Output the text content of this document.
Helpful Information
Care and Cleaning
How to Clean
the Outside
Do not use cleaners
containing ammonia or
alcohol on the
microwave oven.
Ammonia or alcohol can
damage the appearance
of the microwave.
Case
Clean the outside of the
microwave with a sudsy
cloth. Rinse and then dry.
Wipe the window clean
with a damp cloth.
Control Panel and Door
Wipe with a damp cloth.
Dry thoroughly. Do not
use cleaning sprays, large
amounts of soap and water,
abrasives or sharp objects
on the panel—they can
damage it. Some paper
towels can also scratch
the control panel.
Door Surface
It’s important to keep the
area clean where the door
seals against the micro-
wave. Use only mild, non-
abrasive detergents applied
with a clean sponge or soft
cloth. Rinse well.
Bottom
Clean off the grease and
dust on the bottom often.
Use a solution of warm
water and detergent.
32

○ ○ ○

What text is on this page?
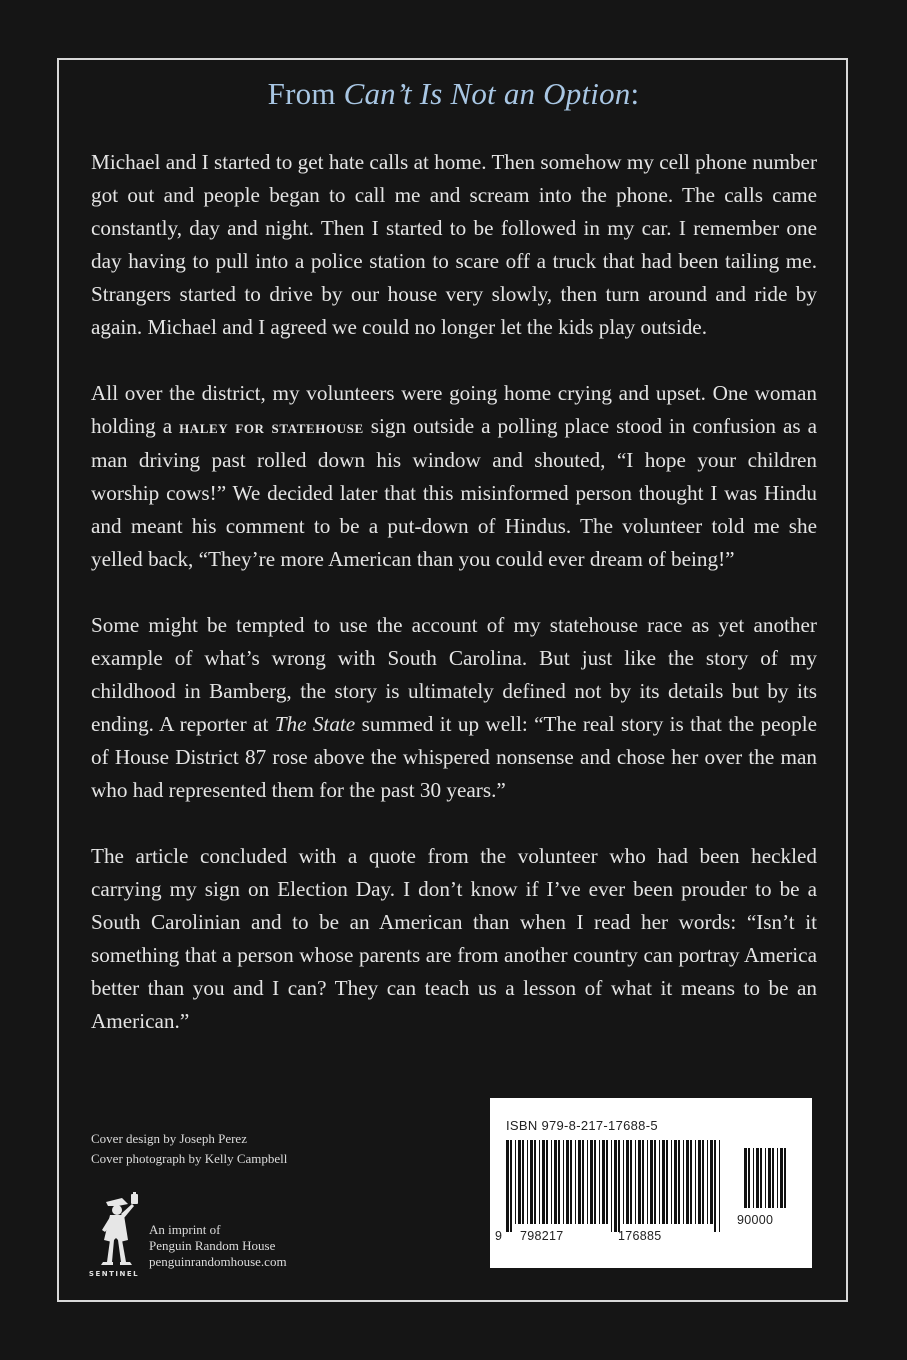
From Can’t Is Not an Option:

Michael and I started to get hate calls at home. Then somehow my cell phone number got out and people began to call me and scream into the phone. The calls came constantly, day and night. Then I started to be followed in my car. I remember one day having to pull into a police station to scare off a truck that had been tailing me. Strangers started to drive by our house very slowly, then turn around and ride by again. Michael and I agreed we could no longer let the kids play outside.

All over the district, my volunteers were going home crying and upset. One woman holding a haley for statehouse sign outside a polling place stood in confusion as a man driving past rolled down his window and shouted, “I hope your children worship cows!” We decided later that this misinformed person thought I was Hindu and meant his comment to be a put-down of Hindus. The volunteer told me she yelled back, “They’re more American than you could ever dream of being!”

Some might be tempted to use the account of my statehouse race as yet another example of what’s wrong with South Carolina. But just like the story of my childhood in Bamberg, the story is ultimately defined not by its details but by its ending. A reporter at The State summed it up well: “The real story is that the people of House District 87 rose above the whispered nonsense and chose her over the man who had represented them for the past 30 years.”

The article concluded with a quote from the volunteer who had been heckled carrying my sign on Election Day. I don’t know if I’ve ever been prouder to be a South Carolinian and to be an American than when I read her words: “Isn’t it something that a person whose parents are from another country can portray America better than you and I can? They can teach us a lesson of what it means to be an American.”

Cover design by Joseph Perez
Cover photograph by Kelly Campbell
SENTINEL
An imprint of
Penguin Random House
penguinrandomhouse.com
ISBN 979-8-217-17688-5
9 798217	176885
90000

○ ○ ○

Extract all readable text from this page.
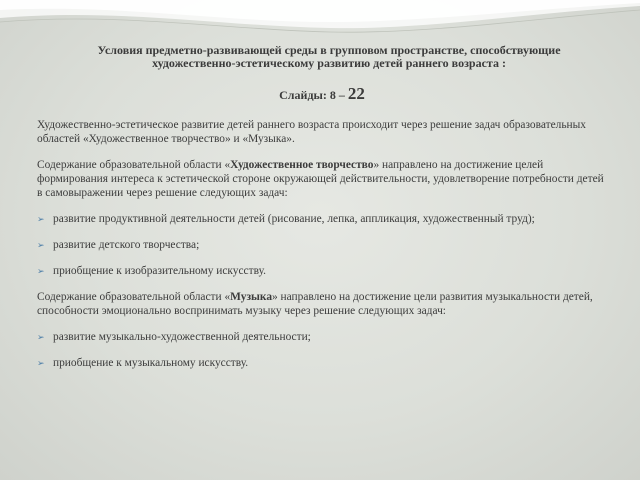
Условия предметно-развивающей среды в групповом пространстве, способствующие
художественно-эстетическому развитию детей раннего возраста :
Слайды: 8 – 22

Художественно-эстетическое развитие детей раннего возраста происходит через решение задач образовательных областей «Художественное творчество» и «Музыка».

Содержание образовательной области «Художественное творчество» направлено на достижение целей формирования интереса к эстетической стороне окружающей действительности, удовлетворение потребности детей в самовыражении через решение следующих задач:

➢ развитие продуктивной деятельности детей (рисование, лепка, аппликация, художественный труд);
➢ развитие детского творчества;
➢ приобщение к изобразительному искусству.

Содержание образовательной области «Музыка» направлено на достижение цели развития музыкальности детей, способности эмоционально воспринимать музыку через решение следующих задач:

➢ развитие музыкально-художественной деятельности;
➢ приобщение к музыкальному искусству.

○ ○ ○

EXERCISE
From the data, list each line in which the string "then" appears.

RESPONSE FOR THIS EXERCISE
cloth. Rinse and then dry.
Michael and I started to get hate calls at home. Then somehow my cell phone number got out and people began to call me and scream into the phone. The calls came constantly, day and night. Then I started to be followed in my car. I remember one day having to pull into a police station to scare off a truck that had been tailing me. Strangers started to drive by our house very slowly, then turn around and ride by again. Michael and I agreed we could no longer let the kids play outside.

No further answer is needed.